** Stated goal **
Would you write out the listing verbatim and skip every picture in it?
[begin Listed entries]
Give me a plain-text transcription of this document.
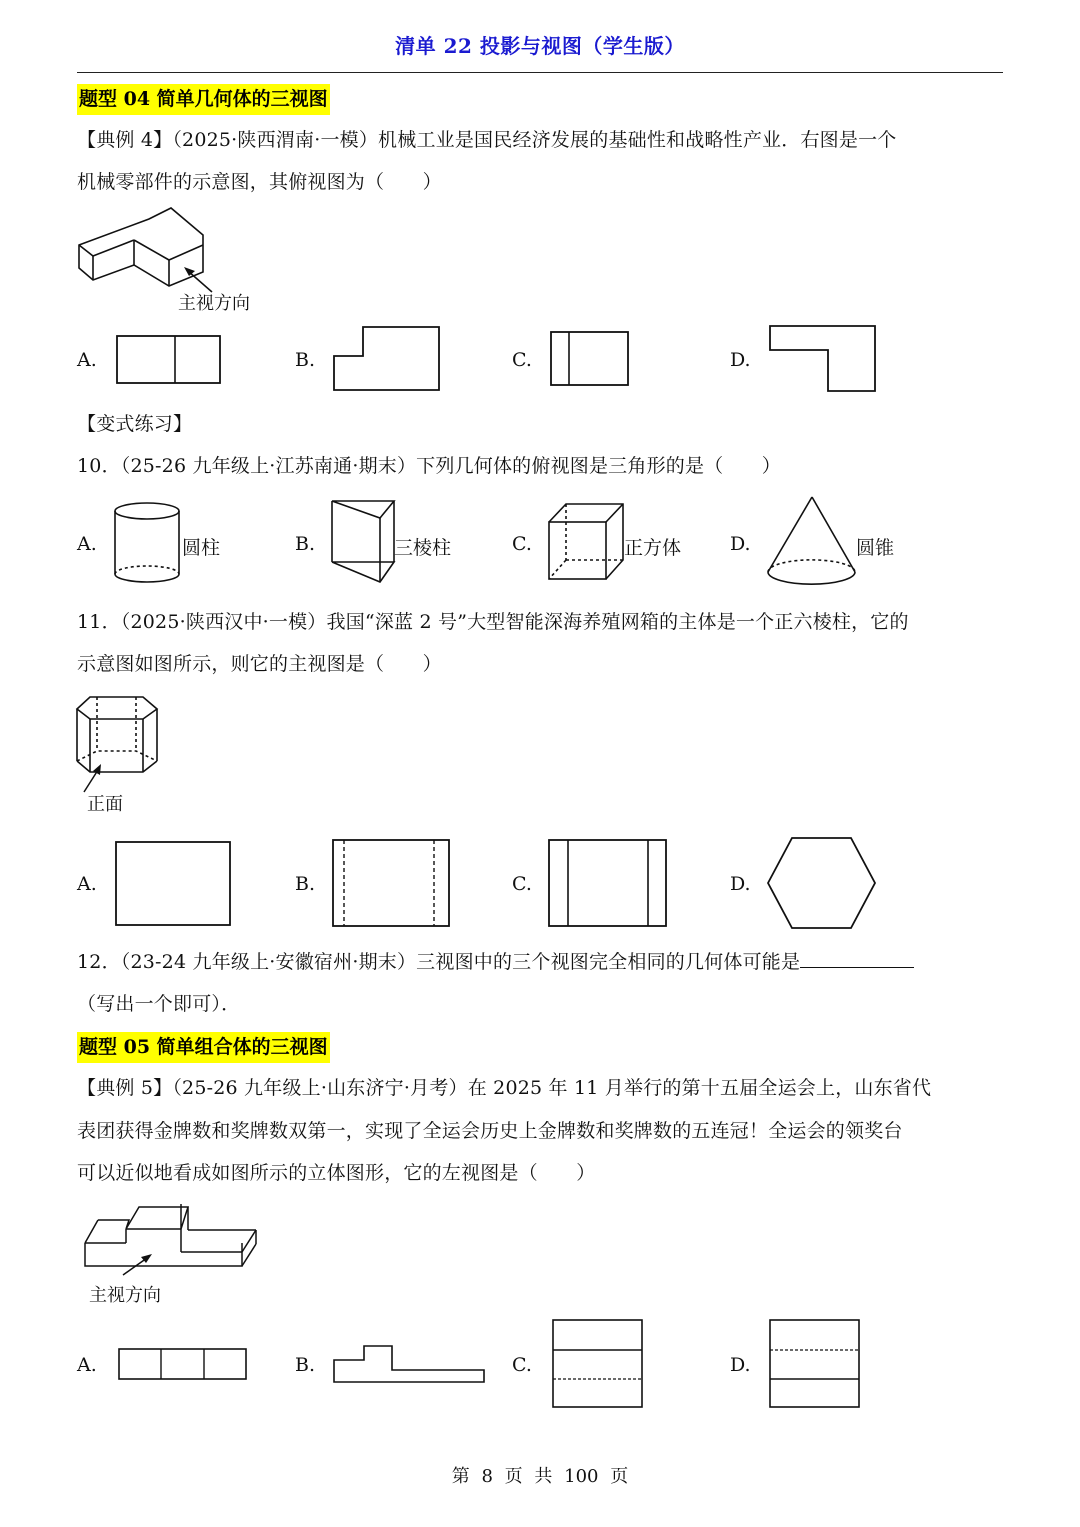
清单 22 投影与视图（学生版）
题型 04 简单几何体的三视图
【典例 4】（2025·陕西渭南·一模）机械工业是国民经济发展的基础性和战略性产业．右图是一个
机械零部件的示意图，其俯视图为（　　）
主视方向
A.	B.	C.	D.
【变式练习】
10．（25-26 九年级上·江苏南通·期末）下列几何体的俯视图是三角形的是（　　）
A.	圆柱	B.	三棱柱	C.	正方体	D.	圆锥
11．（2025·陕西汉中·一模）我国“深蓝 2 号”大型智能深海养殖网箱的主体是一个正六棱柱，它的
示意图如图所示，则它的主视图是（　　）
正面
A.	B.	C.	D.
12．（23-24 九年级上·安徽宿州·期末）三视图中的三个视图完全相同的几何体可能是
（写出一个即可）．
题型 05 简单组合体的三视图
【典例 5】（25-26 九年级上·山东济宁·月考）在 2025 年 11 月举行的第十五届全运会上，山东省代
表团获得金牌数和奖牌数双第一，实现了全运会历史上金牌数和奖牌数的五连冠！全运会的领奖台
可以近似地看成如图所示的立体图形，它的左视图是（　　）
主视方向
A.	B.	C.	D.
第 8 页 共 100 页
[end Listed entries]
** Correct response **
Give me a plain-text transcription of this document.
清单 22 投影与视图（学生版）
题型 04 简单几何体的三视图
【典例 4】（2025·陕西渭南·一模）机械工业是国民经济发展的基础性和战略性产业．右图是一个
机械零部件的示意图，其俯视图为（　　）
主视方向
A.	B.	C.	D.
【变式练习】
10．（25-26 九年级上·江苏南通·期末）下列几何体的俯视图是三角形的是（　　）
A.	圆柱	B.	三棱柱	C.	正方体	D.	圆锥
11．（2025·陕西汉中·一模）我国“深蓝 2 号”大型智能深海养殖网箱的主体是一个正六棱柱，它的
示意图如图所示，则它的主视图是（　　）
正面
A.	B.	C.	D.
12．（23-24 九年级上·安徽宿州·期末）三视图中的三个视图完全相同的几何体可能是
（写出一个即可）．
题型 05 简单组合体的三视图
【典例 5】（25-26 九年级上·山东济宁·月考）在 2025 年 11 月举行的第十五届全运会上，山东省代
表团获得金牌数和奖牌数双第一，实现了全运会历史上金牌数和奖牌数的五连冠！全运会的领奖台
可以近似地看成如图所示的立体图形，它的左视图是（　　）
主视方向
A.	B.	C.	D.
第 8 页 共 100 页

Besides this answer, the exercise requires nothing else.